[A block of data]
________
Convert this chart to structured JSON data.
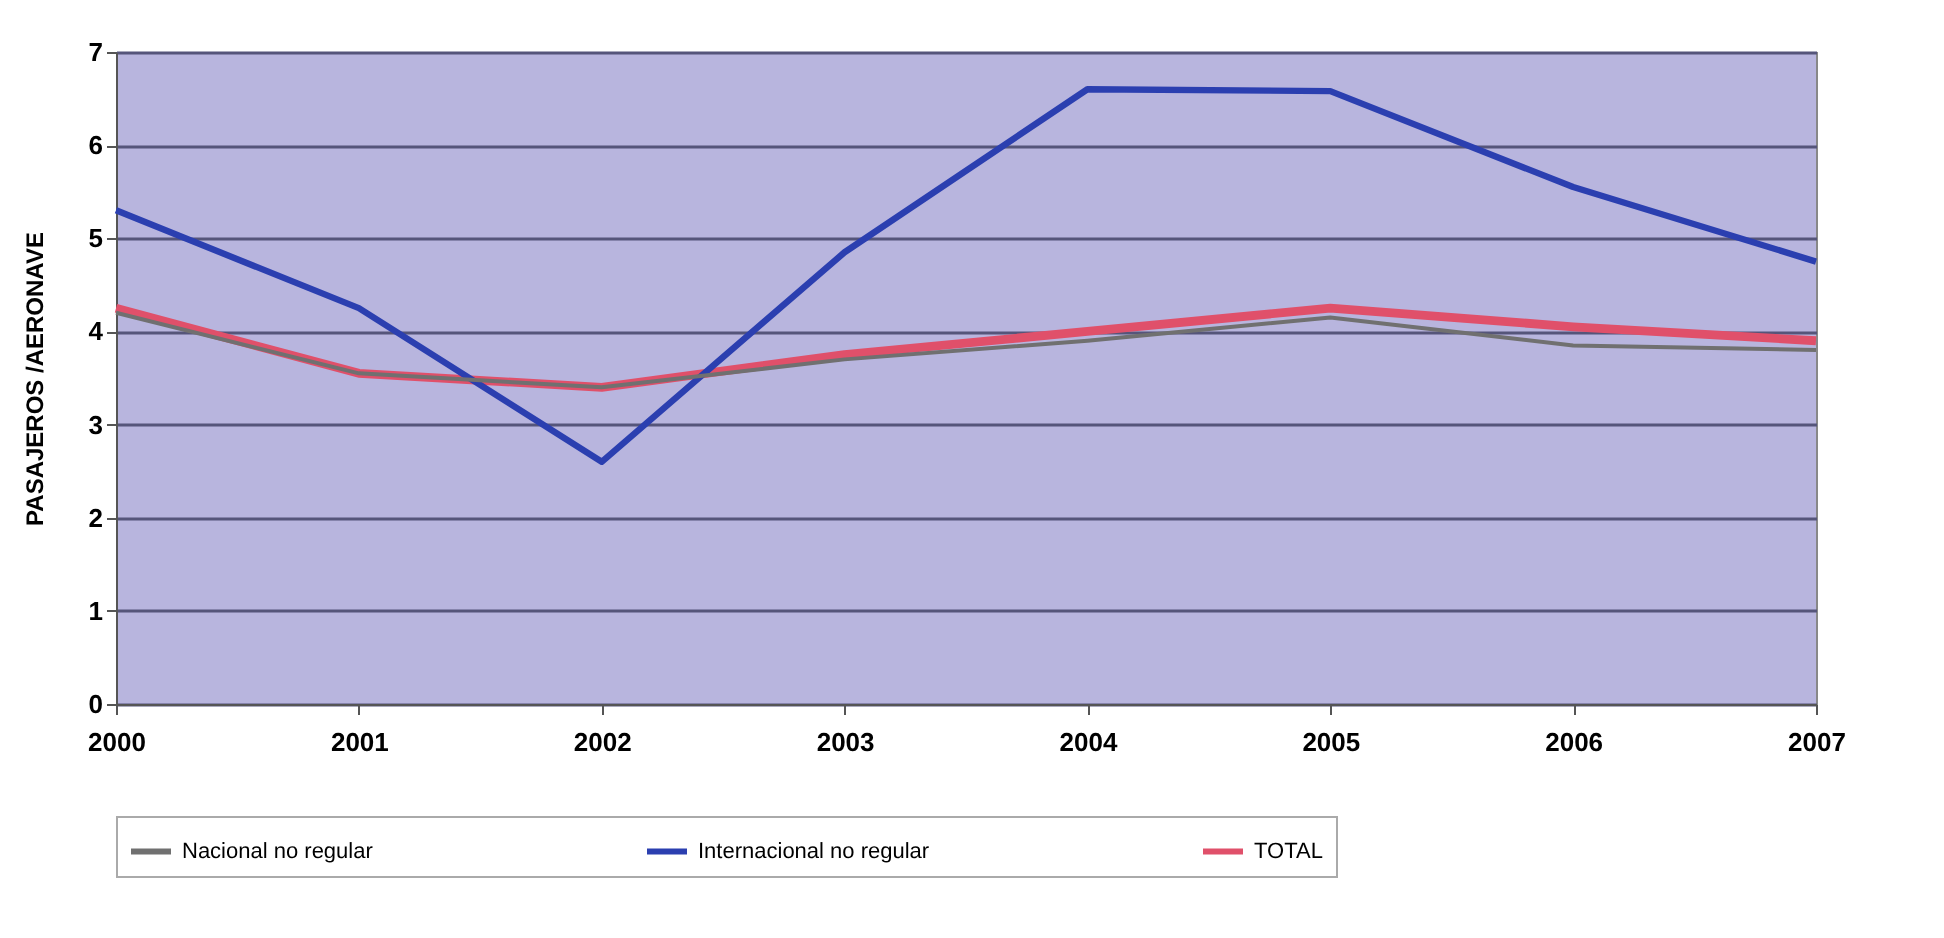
{
  "chart_data": {
    "type": "line",
    "ylabel": "PASAJEROS /AERONAVE",
    "categories": [
      "2000",
      "2001",
      "2002",
      "2003",
      "2004",
      "2005",
      "2006",
      "2007"
    ],
    "series": [
      {
        "name": "Nacional no regular",
        "color": "#707070",
        "values": [
          4.2,
          3.55,
          3.4,
          3.7,
          3.9,
          4.15,
          3.85,
          3.8
        ]
      },
      {
        "name": "Internacional no regular",
        "color": "#2b3fb0",
        "values": [
          5.3,
          4.25,
          2.6,
          4.85,
          6.6,
          6.58,
          5.55,
          4.75
        ]
      },
      {
        "name": "TOTAL",
        "color": "#e0506a",
        "values": [
          4.25,
          3.55,
          3.4,
          3.75,
          4.0,
          4.25,
          4.05,
          3.9
        ]
      }
    ],
    "ylim": [
      0,
      7
    ],
    "yticks": [
      0,
      1,
      2,
      3,
      4,
      5,
      6,
      7
    ],
    "grid": "y",
    "legend": "bottom",
    "marker": "none",
    "line_style": "solid"
  }
}
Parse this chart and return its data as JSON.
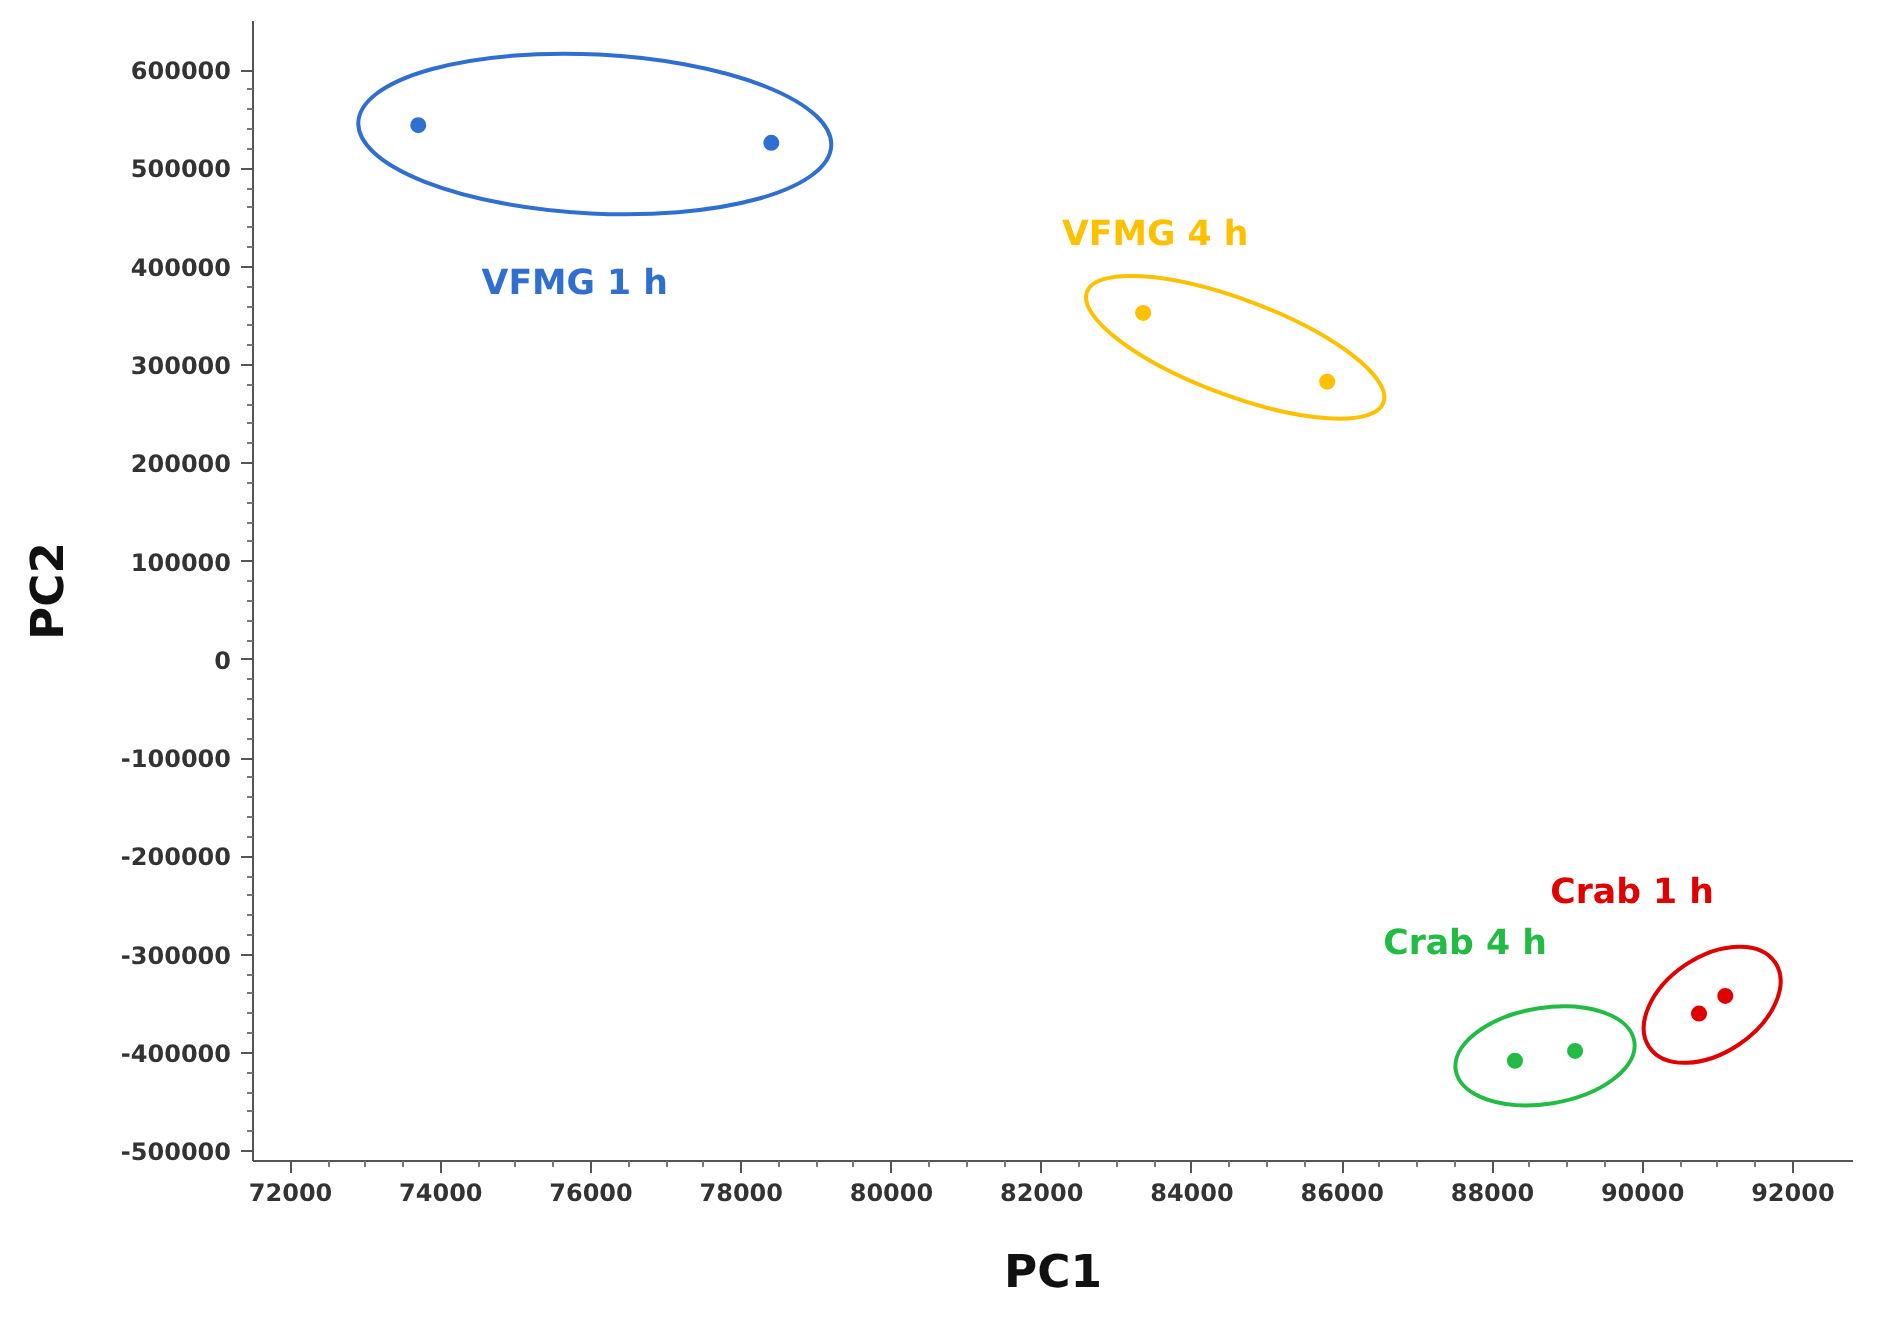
{
  "chart_data": {
    "type": "scatter",
    "xlabel": "PC1",
    "ylabel": "PC2",
    "marker": "circle",
    "grid": false,
    "xlim": [
      71500,
      92800
    ],
    "ylim": [
      -510000,
      650000
    ],
    "xticks": [
      72000,
      74000,
      76000,
      78000,
      80000,
      82000,
      84000,
      86000,
      88000,
      90000,
      92000
    ],
    "yticks": [
      -500000,
      -400000,
      -300000,
      -200000,
      -100000,
      0,
      100000,
      200000,
      300000,
      400000,
      500000,
      600000
    ],
    "series": [
      {
        "name": "VFMG 1 h",
        "color": "#2f6fd0",
        "x": [
          73700,
          78400
        ],
        "values": [
          544000,
          526000
        ]
      },
      {
        "name": "VFMG 4 h",
        "color": "#ffc000",
        "x": [
          83350,
          85800
        ],
        "values": [
          353000,
          283000
        ]
      },
      {
        "name": "Crab 4 h",
        "color": "#22bb44",
        "x": [
          88300,
          89100
        ],
        "values": [
          -408000,
          -398000
        ]
      },
      {
        "name": "Crab 1 h",
        "color": "#e00000",
        "x": [
          90750,
          91100
        ],
        "values": [
          -360000,
          -342000
        ]
      }
    ]
  }
}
________
§ Aim of the exercise
Identify the lines above that contain the word "JSON", then copy them.

§ Full solution
Convert this chart to structured JSON data.
Parse this chart and return its data as JSON.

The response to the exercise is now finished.